◆ **Parts of the exercise**:
a) Answer these questions about the passage on taxonomic descriptions:
(i) Which project has been compiling standard taxonomic accounts of the flora of North America?
(ii) When does the writer like to pull one of the volumes off the shelf?
(iii) What three things do taxonomic descriptions not do?
b) Repeat word for word the stretch of the passage on taxonomic descriptions from "Taxonomic descriptions have" to "of a species.".

◆ **Page excerpt**:
****
Taxonomic descriptions have gotten a bad rap: “dry”, “desiccated”, “mere description”, “stamp collecting”. But a taste for the precise and spare poetry of these nuggets of natural history is worth acquiring.
In the past several decades, the Flora of North America Project has been compiling what is hoped to be the standard taxonomic accounts of, well, all flora of North America. Every now and again, especially when the paragraph I am writing becomes increasingly complex and tangled, I like to pull one of the volumes off my shelf and read a clean and austere report of a species.
And what do I find? Descriptions of organisms as exact as a razor. Clarity. Poetic and mellifluous words with precise meaning: hirsute, glabrous, serrated. Flexuous. Say them out loud. Doesn’t your tongue feel good? Taxonomic descriptions don’t argue, don’t try to persuade, don’t editorialize. They point to a small piece of Nature and say: “Look. Consider this.”
****
◆ **Region annotation records**:

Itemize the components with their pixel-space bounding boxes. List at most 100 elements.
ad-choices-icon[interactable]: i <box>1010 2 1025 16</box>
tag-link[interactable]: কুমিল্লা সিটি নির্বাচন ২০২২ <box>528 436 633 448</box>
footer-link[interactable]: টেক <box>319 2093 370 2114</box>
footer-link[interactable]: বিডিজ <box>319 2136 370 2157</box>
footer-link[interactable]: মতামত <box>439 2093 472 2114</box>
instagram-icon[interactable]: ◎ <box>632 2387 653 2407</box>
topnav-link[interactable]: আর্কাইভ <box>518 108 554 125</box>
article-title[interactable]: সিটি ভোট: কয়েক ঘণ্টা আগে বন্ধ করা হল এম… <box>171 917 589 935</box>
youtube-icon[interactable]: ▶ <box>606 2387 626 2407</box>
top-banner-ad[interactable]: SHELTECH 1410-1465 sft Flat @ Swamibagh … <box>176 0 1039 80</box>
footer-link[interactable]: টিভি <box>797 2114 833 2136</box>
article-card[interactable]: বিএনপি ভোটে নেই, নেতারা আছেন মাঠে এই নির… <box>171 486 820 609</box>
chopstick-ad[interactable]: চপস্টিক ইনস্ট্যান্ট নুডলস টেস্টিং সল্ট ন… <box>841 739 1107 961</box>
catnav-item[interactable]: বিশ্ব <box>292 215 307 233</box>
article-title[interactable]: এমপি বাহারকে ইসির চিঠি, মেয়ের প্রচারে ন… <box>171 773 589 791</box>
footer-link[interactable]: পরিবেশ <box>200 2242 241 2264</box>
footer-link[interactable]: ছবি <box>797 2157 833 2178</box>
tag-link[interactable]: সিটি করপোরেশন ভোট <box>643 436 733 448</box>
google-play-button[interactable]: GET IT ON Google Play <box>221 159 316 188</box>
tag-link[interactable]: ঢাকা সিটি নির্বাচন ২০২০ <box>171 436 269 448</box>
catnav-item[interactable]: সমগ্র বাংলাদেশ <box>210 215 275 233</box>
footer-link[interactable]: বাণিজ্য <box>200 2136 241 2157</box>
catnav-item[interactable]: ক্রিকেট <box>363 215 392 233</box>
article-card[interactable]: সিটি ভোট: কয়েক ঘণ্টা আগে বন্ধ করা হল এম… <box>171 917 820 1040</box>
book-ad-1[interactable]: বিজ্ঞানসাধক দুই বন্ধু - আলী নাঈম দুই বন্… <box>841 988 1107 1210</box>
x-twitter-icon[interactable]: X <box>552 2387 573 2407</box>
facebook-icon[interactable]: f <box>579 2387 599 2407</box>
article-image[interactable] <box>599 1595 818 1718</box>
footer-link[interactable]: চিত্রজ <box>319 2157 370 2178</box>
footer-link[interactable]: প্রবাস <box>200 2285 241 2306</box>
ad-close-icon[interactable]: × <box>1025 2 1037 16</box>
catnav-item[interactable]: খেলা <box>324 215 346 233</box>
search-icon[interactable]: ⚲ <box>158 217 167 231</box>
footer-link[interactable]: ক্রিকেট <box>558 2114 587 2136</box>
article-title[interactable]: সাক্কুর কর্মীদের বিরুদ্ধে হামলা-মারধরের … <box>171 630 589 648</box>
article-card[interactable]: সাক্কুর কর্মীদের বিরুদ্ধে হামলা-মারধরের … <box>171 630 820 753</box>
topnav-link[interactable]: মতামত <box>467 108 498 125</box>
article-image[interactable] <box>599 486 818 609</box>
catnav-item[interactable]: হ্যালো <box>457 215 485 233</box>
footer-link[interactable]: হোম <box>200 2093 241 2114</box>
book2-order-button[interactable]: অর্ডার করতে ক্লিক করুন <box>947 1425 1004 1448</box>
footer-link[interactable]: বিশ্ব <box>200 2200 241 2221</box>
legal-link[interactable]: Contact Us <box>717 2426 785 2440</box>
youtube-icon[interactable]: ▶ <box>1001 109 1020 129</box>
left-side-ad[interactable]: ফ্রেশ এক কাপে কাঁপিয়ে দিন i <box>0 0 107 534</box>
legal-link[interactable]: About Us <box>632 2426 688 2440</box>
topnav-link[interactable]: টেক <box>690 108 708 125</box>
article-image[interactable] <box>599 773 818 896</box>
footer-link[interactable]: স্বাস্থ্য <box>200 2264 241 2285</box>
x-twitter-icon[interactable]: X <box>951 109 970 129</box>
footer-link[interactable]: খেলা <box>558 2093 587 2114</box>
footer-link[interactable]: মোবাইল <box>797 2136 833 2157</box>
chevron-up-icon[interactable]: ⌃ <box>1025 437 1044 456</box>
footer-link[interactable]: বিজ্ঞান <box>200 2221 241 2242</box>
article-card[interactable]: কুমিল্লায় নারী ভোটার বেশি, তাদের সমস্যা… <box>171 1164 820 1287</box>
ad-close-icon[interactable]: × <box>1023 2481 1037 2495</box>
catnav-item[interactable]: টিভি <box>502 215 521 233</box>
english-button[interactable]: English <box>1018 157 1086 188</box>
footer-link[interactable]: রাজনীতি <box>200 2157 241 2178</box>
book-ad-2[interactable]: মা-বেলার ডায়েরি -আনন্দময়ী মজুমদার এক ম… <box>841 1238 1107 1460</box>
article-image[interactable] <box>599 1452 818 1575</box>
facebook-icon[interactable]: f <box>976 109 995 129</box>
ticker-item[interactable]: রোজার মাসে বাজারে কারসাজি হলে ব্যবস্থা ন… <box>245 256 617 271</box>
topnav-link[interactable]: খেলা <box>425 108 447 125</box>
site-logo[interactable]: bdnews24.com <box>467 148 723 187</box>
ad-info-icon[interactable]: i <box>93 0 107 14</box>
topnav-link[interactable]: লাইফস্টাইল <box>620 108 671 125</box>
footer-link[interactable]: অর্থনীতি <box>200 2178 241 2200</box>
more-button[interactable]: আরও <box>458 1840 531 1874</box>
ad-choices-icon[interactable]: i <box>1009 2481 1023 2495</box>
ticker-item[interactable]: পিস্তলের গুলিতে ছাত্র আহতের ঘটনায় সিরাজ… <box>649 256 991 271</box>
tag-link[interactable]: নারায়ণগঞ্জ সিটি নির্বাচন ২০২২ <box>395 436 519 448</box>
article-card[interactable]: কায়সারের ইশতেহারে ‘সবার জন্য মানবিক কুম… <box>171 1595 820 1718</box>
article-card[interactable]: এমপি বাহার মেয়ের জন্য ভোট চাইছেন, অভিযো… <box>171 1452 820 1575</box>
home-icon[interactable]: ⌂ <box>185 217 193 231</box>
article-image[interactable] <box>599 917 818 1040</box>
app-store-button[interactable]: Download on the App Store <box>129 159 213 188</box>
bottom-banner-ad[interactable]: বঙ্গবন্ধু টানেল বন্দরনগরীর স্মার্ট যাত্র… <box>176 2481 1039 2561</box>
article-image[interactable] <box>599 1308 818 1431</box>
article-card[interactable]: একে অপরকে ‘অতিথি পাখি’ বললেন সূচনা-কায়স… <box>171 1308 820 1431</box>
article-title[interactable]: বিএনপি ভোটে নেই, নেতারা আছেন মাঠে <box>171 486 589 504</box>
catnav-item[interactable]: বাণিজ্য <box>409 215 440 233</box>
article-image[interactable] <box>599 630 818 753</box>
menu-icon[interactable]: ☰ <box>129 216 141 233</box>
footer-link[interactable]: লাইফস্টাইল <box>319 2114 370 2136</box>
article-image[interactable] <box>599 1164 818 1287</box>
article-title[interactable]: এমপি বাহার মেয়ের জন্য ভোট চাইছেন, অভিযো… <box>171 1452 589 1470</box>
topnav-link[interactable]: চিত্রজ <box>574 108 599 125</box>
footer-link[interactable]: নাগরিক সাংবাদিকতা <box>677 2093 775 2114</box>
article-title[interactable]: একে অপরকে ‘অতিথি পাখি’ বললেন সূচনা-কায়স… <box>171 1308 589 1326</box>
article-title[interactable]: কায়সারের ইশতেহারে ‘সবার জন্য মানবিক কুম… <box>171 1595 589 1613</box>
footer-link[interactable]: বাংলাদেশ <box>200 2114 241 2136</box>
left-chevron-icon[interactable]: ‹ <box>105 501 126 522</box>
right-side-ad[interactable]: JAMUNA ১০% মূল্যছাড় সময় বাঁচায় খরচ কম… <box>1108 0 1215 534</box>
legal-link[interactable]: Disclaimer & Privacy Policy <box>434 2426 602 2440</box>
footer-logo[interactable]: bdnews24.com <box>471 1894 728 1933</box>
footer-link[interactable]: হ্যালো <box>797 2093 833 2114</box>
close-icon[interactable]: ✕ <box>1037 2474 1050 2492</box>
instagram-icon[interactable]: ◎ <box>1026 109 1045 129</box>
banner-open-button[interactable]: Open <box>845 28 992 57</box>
****
◆ **Responses to the exercise**:
a)
(i) The Flora of North America Project.
(ii) When the paragraph the writer is working on becomes increasingly complex and tangled.
(iii) They don't argue, don't try to persuade, and don't editorialize.

b)
Taxonomic descriptions have gotten a bad rap: “dry”, “desiccated”, “mere description”, “stamp collecting”. But a taste for the precise and spare poetry of these nuggets of natural history is worth acquiring.
In the past several decades, the Flora of North America Project has been compiling what is hoped to be the standard taxonomic accounts of, well, all flora of North America. Every now and again, especially when the paragraph I am writing becomes increasingly complex and tangled, I like to pull one of the volumes off my shelf and read a clean and austere report of a species.